++++ Material for this task

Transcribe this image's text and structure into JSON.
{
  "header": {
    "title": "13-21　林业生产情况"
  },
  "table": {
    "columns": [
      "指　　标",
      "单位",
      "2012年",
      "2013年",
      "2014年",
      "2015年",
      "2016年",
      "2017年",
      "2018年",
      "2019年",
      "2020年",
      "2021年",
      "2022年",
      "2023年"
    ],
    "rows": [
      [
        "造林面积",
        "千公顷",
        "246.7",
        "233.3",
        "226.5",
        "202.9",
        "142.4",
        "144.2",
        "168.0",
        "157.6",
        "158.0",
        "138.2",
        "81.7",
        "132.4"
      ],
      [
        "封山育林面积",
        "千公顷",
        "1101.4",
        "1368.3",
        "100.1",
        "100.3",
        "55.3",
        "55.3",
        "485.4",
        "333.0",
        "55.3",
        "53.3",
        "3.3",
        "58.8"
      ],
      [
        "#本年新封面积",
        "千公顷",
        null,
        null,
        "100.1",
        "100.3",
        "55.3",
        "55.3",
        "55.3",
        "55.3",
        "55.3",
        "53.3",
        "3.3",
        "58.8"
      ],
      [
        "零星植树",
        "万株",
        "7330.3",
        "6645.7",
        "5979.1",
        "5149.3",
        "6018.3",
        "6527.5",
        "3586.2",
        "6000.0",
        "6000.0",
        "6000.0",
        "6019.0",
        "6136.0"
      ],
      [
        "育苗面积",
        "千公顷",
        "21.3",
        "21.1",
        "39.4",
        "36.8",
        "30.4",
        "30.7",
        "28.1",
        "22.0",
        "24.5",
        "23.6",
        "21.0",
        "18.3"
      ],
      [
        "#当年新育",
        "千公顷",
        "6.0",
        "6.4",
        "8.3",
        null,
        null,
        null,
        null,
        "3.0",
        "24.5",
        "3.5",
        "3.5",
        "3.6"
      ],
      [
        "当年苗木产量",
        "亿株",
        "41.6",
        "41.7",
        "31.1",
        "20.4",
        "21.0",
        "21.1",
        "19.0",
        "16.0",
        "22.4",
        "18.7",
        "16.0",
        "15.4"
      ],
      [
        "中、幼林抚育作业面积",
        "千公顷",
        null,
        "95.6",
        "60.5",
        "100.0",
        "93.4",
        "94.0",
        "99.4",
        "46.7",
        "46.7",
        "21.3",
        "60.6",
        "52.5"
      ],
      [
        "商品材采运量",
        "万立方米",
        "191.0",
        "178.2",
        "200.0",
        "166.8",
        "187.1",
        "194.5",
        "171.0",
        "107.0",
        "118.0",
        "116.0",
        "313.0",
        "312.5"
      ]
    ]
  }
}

++++++++

■ **Problem requirements**
Produce an exact copy of all the records.

■ **The completed task**
Transcribe this image's text and structure into JSON.
{
  "header": {
    "title": "13-21　林业生产情况"
  },
  "table": {
    "columns": [
      "指　　标",
      "单位",
      "2012年",
      "2013年",
      "2014年",
      "2015年",
      "2016年",
      "2017年",
      "2018年",
      "2019年",
      "2020年",
      "2021年",
      "2022年",
      "2023年"
    ],
    "rows": [
      [
        "造林面积",
        "千公顷",
        "246.7",
        "233.3",
        "226.5",
        "202.9",
        "142.4",
        "144.2",
        "168.0",
        "157.6",
        "158.0",
        "138.2",
        "81.7",
        "132.4"
      ],
      [
        "封山育林面积",
        "千公顷",
        "1101.4",
        "1368.3",
        "100.1",
        "100.3",
        "55.3",
        "55.3",
        "485.4",
        "333.0",
        "55.3",
        "53.3",
        "3.3",
        "58.8"
      ],
      [
        "#本年新封面积",
        "千公顷",
        null,
        null,
        "100.1",
        "100.3",
        "55.3",
        "55.3",
        "55.3",
        "55.3",
        "55.3",
        "53.3",
        "3.3",
        "58.8"
      ],
      [
        "零星植树",
        "万株",
        "7330.3",
        "6645.7",
        "5979.1",
        "5149.3",
        "6018.3",
        "6527.5",
        "3586.2",
        "6000.0",
        "6000.0",
        "6000.0",
        "6019.0",
        "6136.0"
      ],
      [
        "育苗面积",
        "千公顷",
        "21.3",
        "21.1",
        "39.4",
        "36.8",
        "30.4",
        "30.7",
        "28.1",
        "22.0",
        "24.5",
        "23.6",
        "21.0",
        "18.3"
      ],
      [
        "#当年新育",
        "千公顷",
        "6.0",
        "6.4",
        "8.3",
        null,
        null,
        null,
        null,
        "3.0",
        "24.5",
        "3.5",
        "3.5",
        "3.6"
      ],
      [
        "当年苗木产量",
        "亿株",
        "41.6",
        "41.7",
        "31.1",
        "20.4",
        "21.0",
        "21.1",
        "19.0",
        "16.0",
        "22.4",
        "18.7",
        "16.0",
        "15.4"
      ],
      [
        "中、幼林抚育作业面积",
        "千公顷",
        null,
        "95.6",
        "60.5",
        "100.0",
        "93.4",
        "94.0",
        "99.4",
        "46.7",
        "46.7",
        "21.3",
        "60.6",
        "52.5"
      ],
      [
        "商品材采运量",
        "万立方米",
        "191.0",
        "178.2",
        "200.0",
        "166.8",
        "187.1",
        "194.5",
        "171.0",
        "107.0",
        "118.0",
        "116.0",
        "313.0",
        "312.5"
      ]
    ]
  }
}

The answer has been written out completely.